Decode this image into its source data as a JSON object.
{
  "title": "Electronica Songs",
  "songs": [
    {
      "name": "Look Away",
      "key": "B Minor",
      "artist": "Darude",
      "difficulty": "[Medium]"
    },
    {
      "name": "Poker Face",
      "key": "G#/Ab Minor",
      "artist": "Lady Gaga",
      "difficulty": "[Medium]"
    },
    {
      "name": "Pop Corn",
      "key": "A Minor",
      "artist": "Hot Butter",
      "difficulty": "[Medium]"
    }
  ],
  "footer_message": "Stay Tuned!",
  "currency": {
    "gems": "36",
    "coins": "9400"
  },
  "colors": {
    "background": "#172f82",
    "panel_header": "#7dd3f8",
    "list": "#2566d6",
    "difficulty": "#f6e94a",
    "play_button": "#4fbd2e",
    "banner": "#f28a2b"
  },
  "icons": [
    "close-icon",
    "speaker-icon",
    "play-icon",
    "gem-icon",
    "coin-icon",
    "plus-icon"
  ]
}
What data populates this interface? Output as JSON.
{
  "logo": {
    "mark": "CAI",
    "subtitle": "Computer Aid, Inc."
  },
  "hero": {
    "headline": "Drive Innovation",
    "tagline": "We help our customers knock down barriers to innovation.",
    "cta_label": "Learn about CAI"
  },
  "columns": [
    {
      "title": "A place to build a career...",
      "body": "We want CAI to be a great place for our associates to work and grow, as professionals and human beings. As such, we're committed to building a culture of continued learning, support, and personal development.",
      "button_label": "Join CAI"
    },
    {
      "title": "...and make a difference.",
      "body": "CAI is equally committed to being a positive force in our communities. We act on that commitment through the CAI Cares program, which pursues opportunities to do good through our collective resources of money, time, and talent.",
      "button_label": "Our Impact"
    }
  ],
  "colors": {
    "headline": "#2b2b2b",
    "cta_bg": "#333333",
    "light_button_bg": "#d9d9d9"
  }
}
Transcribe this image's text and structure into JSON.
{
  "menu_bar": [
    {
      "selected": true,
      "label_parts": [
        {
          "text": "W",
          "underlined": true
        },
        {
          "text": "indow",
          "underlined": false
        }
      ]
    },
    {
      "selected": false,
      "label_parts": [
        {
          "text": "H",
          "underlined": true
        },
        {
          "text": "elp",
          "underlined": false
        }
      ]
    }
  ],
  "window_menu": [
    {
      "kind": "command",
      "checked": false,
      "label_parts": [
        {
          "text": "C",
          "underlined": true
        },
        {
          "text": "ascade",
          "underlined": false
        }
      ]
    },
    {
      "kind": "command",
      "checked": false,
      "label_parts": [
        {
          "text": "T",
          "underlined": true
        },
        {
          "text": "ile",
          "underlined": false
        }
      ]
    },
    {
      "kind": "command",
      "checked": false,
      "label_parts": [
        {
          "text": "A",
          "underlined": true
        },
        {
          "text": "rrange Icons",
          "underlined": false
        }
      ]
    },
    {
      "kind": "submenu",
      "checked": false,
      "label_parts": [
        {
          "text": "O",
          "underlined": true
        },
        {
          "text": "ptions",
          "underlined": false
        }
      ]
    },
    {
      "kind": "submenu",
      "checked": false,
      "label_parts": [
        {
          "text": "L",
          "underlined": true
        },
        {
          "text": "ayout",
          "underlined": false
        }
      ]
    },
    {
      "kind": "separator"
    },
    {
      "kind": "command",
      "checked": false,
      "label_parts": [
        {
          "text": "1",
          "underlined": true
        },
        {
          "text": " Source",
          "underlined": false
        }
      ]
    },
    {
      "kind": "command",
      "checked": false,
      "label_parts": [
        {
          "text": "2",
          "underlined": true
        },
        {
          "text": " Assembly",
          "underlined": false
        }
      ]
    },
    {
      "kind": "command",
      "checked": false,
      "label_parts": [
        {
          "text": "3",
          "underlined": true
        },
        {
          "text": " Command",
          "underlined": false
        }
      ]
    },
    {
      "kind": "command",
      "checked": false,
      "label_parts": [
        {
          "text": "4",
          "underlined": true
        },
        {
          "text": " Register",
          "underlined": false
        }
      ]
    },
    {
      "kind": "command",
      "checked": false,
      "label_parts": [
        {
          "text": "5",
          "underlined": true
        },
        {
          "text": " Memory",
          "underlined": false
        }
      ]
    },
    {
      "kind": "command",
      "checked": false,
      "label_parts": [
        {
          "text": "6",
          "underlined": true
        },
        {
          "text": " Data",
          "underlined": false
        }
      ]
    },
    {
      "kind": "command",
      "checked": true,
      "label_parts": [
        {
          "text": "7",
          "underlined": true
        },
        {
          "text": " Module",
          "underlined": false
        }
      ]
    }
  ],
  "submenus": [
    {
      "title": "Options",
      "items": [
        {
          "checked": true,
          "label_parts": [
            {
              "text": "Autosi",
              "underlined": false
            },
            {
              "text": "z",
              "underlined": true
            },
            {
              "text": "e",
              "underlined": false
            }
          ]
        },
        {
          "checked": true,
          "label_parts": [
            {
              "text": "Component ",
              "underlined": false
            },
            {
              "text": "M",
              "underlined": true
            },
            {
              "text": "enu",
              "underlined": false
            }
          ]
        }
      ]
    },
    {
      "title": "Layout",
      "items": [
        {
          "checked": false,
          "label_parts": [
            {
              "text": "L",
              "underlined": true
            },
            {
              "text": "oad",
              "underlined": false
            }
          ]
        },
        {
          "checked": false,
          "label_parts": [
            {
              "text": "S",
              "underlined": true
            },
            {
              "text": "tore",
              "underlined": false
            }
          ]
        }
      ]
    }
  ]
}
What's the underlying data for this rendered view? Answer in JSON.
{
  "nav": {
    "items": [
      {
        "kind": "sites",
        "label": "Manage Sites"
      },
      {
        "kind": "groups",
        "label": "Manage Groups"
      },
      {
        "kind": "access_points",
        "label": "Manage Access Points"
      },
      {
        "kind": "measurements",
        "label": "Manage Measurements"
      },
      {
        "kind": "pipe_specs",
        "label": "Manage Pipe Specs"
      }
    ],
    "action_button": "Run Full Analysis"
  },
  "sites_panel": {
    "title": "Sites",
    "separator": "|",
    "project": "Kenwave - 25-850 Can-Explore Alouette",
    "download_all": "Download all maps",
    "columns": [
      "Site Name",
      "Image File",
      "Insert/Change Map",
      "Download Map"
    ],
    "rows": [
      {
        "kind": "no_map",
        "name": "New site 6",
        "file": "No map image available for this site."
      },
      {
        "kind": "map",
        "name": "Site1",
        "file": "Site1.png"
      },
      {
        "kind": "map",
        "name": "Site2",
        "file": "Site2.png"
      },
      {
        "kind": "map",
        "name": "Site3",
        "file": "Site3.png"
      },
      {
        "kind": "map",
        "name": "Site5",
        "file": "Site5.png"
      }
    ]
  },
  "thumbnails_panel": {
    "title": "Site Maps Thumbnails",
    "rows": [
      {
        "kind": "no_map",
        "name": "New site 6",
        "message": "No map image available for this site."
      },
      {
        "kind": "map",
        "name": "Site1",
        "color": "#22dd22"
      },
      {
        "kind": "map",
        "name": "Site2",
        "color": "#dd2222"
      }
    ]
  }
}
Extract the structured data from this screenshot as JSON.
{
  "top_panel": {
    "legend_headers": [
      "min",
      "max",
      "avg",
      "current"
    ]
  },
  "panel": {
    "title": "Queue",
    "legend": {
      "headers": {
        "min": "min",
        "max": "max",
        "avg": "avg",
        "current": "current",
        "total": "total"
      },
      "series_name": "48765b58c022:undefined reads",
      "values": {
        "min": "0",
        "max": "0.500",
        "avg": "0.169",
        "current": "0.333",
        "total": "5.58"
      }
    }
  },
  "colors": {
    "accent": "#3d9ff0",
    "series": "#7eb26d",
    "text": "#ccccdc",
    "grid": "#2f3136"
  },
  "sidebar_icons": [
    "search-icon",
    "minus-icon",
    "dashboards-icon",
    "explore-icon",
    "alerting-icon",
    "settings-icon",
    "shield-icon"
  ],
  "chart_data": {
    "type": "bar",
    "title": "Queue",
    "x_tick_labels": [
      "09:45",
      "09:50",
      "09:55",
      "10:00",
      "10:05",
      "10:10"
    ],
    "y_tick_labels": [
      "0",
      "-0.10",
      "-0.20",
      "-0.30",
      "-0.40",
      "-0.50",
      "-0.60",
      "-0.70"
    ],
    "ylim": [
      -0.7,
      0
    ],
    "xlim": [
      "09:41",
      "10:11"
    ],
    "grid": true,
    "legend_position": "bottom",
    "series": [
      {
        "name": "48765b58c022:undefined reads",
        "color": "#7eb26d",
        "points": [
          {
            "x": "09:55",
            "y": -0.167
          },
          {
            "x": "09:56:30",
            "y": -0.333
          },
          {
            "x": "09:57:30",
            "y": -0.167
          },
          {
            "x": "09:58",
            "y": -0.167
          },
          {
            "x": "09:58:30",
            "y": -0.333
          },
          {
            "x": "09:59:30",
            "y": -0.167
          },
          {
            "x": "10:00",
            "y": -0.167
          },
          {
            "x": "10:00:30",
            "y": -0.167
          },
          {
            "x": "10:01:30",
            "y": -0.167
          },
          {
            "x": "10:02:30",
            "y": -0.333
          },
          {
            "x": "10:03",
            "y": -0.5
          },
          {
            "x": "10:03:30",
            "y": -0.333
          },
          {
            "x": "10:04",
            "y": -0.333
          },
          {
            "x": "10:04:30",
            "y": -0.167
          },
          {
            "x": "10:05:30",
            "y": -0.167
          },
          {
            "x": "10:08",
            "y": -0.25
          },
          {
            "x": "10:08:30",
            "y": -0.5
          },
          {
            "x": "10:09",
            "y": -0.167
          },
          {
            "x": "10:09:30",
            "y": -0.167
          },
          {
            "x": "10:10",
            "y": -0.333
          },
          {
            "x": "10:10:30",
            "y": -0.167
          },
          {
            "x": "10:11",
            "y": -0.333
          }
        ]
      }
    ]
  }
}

________

» GIVEN REQUEST
Locate the string "headline" in the listing above and copy every line where it occurs.

» TASK RESPONSE
    "headline": "Drive Innovation",
    "headline": "#2b2b2b",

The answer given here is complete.